◆ **Entries shown**:

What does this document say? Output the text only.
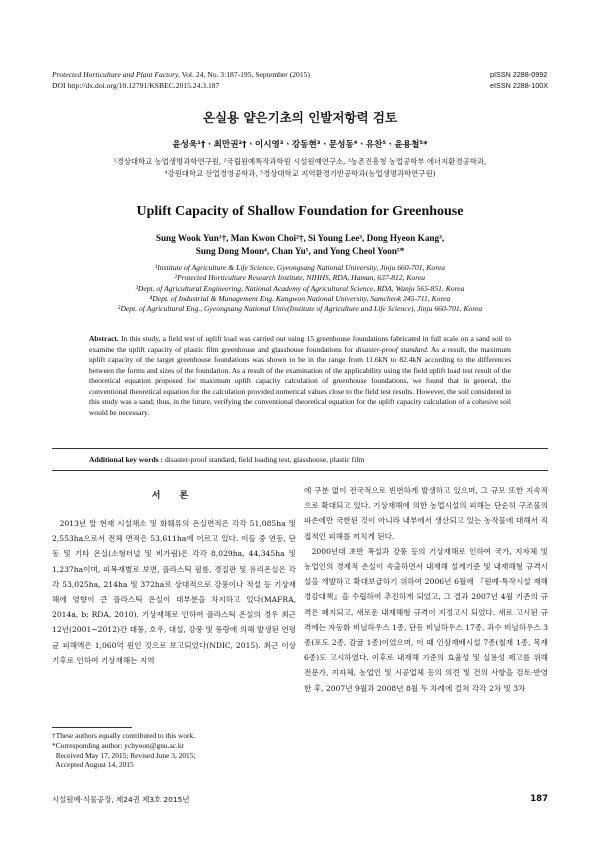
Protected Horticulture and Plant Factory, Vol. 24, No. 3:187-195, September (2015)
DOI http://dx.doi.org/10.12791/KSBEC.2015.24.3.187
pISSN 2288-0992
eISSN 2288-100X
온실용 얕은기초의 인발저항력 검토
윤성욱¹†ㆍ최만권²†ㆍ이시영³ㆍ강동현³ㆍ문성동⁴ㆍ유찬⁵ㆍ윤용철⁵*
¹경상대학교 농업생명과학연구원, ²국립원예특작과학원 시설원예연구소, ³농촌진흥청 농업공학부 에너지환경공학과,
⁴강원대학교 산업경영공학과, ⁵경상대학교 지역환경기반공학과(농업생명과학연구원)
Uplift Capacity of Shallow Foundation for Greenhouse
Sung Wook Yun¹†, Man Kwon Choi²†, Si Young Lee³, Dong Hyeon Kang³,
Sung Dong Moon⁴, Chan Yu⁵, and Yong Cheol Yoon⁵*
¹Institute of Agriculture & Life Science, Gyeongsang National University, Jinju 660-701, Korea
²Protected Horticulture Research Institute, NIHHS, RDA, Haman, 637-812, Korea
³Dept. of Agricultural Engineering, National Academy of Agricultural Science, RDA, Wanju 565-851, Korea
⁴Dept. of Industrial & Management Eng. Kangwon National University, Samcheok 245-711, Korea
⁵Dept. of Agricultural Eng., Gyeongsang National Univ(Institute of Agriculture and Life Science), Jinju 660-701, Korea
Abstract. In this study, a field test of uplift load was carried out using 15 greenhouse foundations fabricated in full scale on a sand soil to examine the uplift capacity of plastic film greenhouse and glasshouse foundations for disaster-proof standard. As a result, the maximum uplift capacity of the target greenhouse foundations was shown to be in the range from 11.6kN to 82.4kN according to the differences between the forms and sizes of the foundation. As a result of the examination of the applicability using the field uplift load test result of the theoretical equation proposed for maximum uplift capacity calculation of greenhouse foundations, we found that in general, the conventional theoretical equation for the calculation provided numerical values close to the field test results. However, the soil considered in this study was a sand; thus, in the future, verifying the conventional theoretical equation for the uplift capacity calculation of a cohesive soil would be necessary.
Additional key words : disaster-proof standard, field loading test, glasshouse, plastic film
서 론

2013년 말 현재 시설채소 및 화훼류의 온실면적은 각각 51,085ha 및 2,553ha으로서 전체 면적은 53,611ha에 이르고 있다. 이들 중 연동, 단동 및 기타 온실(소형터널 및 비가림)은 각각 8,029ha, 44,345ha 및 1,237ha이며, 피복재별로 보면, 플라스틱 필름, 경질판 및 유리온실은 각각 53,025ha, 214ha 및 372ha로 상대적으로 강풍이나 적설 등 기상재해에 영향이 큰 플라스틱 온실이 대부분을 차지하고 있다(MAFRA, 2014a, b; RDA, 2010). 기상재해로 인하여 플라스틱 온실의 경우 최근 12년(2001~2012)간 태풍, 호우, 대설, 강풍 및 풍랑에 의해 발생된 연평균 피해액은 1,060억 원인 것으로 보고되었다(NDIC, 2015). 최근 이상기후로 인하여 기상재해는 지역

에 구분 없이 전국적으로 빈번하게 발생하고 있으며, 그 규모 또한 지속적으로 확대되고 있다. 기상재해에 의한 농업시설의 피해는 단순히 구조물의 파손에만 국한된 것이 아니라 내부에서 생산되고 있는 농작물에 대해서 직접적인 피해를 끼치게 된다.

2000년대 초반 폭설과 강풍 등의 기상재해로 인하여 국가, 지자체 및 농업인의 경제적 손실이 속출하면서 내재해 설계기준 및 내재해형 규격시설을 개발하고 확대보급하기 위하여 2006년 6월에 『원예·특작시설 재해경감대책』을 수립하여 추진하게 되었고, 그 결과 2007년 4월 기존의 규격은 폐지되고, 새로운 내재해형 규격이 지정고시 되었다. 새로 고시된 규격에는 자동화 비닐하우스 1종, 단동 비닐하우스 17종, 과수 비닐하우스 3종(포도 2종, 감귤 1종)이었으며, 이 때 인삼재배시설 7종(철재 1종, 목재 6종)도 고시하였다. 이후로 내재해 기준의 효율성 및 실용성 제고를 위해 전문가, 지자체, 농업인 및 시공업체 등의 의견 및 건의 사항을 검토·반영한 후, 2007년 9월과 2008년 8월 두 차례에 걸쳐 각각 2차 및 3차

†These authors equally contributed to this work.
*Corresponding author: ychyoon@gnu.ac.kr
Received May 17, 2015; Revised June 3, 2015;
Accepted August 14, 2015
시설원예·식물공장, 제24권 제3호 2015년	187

◆ **What you need to do**:
Scan the data for the word "Korea" and copy every line where it shows up.

◆ **The answer**:
¹Institute of Agriculture & Life Science, Gyeongsang National University, Jinju 660-701, Korea
²Protected Horticulture Research Institute, NIHHS, RDA, Haman, 637-812, Korea
³Dept. of Agricultural Engineering, National Academy of Agricultural Science, RDA, Wanju 565-851, Korea
⁴Dept. of Industrial & Management Eng. Kangwon National University, Samcheok 245-711, Korea
⁵Dept. of Agricultural Eng., Gyeongsang National Univ(Institute of Agriculture and Life Science), Jinju 660-701, Korea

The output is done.